Each line in the entries below that holds the string "which" is to be listed.

* Stored records *

::::

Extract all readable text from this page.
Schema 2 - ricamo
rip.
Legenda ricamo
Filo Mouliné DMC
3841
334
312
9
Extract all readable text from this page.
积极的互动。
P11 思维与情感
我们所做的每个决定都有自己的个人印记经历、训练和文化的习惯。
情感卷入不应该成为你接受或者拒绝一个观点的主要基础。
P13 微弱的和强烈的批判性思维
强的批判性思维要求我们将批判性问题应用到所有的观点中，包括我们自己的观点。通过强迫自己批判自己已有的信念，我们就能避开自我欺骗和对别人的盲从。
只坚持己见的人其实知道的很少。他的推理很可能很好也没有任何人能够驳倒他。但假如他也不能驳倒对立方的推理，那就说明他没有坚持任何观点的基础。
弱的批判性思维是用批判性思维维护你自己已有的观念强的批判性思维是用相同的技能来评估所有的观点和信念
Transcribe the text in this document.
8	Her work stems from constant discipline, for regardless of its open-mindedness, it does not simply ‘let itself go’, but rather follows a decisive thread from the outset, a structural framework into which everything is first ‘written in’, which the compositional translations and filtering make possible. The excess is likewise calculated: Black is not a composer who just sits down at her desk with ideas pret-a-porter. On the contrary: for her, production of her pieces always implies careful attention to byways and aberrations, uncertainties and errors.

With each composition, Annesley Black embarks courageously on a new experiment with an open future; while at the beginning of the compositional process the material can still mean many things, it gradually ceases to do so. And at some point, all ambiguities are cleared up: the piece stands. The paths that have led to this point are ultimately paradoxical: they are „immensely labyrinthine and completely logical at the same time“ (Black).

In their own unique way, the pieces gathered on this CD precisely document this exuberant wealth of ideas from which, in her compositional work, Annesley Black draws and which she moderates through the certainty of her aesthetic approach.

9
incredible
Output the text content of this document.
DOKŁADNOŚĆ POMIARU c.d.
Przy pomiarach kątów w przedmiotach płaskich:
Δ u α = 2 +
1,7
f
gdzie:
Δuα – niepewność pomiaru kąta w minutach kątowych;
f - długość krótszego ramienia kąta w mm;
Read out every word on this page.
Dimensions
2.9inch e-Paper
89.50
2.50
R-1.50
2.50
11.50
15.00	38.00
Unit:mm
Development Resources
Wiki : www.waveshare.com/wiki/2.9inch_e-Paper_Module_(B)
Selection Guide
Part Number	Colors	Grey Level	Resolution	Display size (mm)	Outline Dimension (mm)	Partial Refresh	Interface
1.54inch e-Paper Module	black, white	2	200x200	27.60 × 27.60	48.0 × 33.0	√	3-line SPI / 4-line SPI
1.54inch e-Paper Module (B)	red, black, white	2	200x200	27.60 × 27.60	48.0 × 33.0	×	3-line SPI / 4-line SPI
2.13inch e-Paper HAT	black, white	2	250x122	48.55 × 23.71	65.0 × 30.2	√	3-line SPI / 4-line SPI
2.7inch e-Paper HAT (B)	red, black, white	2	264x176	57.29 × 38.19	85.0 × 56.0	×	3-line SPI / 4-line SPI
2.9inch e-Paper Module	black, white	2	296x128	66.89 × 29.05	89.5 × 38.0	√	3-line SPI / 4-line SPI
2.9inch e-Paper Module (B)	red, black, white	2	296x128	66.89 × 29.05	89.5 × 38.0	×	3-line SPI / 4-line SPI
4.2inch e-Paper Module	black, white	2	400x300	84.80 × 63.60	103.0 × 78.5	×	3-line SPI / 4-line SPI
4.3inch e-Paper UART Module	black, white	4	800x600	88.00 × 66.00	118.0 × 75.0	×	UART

::::

* Result of the task *
8	Her work stems from constant discipline, for regardless of its open-mindedness, it does not simply ‘let itself go’, but rather follows a decisive thread from the outset, a structural framework into which everything is first ‘written in’, which the compositional translations and filtering make possible. The excess is likewise calculated: Black is not a composer who just sits down at her desk with ideas pret-a-porter. On the contrary: for her, production of her pieces always implies careful attention to byways and aberrations, uncertainties and errors.
In their own unique way, the pieces gathered on this CD precisely document this exuberant wealth of ideas from which, in her compositional work, Annesley Black draws and which she moderates through the certainty of her aesthetic approach.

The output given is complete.